▸ Input data
--------------------------------

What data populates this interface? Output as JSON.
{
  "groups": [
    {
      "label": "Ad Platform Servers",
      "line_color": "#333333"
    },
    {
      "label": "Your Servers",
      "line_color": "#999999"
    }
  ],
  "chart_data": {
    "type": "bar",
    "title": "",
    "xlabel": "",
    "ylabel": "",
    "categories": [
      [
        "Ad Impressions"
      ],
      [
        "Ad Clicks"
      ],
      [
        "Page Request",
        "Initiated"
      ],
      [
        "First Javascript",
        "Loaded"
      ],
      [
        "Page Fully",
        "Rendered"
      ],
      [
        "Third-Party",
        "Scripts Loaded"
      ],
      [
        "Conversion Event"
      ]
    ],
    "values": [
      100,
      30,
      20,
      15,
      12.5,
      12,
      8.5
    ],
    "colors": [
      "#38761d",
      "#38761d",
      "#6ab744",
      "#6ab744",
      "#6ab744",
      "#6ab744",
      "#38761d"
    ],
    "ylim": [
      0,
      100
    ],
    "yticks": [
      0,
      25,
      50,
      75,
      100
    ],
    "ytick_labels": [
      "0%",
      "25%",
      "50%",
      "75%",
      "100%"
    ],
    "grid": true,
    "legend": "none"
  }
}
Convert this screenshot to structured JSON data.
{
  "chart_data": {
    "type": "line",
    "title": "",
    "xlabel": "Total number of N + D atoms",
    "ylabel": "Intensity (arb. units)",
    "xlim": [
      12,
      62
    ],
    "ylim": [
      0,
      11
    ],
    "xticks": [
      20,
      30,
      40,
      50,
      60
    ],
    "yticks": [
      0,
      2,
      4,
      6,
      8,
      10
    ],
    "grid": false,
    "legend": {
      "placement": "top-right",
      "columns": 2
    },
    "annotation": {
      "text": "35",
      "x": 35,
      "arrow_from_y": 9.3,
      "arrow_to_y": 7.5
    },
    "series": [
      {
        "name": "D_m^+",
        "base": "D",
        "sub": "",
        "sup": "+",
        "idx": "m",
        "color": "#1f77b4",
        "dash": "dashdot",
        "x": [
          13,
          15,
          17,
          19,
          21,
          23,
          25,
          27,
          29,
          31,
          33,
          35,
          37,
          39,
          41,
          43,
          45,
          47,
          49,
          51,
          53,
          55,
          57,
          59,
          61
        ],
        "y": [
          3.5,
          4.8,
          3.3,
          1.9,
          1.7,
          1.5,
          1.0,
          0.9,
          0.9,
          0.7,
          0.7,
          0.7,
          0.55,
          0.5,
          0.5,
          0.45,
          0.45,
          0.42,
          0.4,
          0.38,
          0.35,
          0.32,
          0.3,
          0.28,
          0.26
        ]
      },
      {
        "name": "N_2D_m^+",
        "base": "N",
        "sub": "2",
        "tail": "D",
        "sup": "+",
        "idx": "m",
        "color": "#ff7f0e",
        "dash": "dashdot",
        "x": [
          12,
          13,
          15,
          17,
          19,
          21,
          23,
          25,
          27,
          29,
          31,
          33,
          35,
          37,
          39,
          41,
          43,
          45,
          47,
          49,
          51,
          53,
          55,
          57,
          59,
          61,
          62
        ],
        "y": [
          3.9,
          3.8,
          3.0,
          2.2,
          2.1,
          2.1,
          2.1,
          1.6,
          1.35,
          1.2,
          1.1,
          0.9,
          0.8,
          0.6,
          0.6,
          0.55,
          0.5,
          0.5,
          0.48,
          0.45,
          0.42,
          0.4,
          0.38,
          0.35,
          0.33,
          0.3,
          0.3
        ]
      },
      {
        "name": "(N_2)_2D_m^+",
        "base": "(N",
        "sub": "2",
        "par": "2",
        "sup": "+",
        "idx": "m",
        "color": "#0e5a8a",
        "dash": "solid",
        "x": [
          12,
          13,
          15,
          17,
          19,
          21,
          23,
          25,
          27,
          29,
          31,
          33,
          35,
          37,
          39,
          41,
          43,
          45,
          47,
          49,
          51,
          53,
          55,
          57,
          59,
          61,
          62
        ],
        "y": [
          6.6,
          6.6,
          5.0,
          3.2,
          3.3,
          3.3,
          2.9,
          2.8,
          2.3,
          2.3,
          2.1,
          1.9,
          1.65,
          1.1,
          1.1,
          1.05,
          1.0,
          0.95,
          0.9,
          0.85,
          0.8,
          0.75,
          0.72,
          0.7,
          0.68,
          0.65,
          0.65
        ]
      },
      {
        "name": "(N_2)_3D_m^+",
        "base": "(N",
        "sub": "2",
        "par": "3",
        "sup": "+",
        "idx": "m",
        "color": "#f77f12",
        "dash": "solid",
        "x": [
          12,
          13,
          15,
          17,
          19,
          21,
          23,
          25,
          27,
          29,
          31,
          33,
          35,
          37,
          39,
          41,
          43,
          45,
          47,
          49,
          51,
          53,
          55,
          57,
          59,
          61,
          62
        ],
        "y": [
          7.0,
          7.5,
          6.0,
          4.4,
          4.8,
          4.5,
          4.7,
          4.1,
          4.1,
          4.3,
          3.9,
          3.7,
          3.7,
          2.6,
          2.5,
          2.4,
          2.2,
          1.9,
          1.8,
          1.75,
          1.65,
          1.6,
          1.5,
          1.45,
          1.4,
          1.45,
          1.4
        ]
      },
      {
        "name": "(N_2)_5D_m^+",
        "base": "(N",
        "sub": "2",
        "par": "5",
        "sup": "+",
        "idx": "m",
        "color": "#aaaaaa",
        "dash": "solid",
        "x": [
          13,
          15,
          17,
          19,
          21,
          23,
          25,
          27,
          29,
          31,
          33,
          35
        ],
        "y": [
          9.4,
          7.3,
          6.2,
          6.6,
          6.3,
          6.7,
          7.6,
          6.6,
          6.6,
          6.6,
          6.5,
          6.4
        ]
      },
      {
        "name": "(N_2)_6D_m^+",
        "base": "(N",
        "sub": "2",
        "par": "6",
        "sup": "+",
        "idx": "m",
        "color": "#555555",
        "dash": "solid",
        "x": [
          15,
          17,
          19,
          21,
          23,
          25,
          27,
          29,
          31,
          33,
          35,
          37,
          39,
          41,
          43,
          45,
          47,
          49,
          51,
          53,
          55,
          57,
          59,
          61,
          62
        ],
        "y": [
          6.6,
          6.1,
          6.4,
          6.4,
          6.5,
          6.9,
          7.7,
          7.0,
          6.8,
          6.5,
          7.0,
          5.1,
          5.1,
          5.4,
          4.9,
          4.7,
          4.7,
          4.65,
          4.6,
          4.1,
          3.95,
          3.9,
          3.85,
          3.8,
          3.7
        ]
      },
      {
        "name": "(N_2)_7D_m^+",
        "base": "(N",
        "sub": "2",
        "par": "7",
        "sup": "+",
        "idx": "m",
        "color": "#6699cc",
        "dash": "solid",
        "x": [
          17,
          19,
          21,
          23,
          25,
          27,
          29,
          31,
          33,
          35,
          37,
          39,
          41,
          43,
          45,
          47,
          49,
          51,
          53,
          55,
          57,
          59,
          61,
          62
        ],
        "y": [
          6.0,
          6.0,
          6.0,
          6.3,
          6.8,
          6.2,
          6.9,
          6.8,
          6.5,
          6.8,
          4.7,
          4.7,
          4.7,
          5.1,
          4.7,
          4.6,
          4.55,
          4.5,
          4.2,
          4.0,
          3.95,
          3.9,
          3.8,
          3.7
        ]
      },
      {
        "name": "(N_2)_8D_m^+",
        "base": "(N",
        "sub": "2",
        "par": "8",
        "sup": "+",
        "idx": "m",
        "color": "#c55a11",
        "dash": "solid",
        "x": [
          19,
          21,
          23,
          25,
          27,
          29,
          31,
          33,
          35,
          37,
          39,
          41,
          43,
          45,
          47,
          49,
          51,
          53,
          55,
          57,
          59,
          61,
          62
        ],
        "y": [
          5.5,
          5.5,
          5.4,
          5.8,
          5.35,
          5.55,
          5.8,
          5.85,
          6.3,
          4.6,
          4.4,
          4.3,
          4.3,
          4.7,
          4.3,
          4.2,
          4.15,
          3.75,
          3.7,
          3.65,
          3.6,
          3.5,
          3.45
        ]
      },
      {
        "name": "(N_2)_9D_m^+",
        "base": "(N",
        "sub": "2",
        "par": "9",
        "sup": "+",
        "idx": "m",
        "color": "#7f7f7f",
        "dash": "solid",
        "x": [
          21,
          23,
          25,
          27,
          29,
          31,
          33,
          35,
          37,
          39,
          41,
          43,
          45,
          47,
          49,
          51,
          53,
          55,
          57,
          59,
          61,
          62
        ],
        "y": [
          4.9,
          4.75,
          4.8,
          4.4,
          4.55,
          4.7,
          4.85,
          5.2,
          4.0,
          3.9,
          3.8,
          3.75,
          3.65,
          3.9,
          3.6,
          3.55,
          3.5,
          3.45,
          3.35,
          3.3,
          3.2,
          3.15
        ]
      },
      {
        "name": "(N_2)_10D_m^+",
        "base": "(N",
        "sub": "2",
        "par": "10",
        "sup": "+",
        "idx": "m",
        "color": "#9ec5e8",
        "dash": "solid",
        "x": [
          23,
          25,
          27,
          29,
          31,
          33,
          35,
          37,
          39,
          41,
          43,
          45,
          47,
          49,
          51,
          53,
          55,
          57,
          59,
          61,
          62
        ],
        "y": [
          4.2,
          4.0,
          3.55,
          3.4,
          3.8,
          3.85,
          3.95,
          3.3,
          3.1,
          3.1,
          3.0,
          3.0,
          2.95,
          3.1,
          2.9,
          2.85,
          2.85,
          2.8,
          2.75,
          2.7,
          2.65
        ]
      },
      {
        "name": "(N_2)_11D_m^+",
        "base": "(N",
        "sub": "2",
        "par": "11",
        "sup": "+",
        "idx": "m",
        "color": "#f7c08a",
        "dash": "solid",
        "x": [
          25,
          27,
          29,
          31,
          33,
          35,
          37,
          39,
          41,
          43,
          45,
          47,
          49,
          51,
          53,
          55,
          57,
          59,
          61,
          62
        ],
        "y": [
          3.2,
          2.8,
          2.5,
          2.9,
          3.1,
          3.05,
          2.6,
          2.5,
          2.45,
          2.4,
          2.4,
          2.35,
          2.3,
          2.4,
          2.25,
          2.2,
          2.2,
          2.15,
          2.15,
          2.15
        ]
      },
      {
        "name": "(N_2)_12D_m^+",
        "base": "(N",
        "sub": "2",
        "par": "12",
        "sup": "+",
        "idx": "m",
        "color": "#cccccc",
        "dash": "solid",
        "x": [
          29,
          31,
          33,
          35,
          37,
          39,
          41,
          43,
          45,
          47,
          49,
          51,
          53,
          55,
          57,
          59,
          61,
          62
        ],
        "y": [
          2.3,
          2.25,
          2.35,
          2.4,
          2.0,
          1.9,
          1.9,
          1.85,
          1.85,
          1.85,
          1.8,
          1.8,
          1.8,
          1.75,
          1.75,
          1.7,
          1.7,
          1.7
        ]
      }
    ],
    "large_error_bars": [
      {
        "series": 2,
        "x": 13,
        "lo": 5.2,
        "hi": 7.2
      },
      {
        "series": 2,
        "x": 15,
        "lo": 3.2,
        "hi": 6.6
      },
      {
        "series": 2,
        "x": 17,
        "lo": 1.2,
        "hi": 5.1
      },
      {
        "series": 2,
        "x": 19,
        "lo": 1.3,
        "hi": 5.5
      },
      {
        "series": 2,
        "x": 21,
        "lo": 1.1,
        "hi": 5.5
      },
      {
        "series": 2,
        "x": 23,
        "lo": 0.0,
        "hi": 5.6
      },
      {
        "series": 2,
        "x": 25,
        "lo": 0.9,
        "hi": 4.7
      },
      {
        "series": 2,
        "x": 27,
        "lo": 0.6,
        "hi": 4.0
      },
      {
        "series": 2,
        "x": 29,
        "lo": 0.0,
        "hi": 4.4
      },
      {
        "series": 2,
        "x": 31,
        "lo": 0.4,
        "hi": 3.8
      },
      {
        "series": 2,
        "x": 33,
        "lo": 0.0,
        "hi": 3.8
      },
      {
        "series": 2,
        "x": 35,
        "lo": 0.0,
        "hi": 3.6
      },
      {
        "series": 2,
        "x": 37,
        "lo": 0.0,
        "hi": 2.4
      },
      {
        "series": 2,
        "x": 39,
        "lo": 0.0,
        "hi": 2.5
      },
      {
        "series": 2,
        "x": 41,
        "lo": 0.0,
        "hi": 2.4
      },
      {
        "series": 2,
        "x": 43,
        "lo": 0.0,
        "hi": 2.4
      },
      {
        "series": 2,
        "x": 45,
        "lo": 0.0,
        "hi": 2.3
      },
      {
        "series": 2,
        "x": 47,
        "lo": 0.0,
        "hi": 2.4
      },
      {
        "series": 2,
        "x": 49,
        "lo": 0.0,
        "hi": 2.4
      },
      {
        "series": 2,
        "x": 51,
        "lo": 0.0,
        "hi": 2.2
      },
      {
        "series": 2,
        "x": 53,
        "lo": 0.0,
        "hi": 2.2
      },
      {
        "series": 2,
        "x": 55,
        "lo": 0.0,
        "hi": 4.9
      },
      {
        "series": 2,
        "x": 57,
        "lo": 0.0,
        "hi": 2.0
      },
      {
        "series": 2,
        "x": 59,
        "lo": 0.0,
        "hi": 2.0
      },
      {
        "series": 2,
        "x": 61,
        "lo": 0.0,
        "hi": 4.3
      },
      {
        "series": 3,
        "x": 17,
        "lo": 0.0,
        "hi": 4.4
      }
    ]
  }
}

--------------------------------

▸ Do this
Gather every line containing the word "name" and copy it.

▸ Solution to the problem
        "name": "D_m^+",
        "name": "N_2D_m^+",
        "name": "(N_2)_2D_m^+",
        "name": "(N_2)_3D_m^+",
        "name": "(N_2)_5D_m^+",
        "name": "(N_2)_6D_m^+",
        "name": "(N_2)_7D_m^+",
        "name": "(N_2)_8D_m^+",
        "name": "(N_2)_9D_m^+",
        "name": "(N_2)_10D_m^+",
        "name": "(N_2)_11D_m^+",
        "name": "(N_2)_12D_m^+",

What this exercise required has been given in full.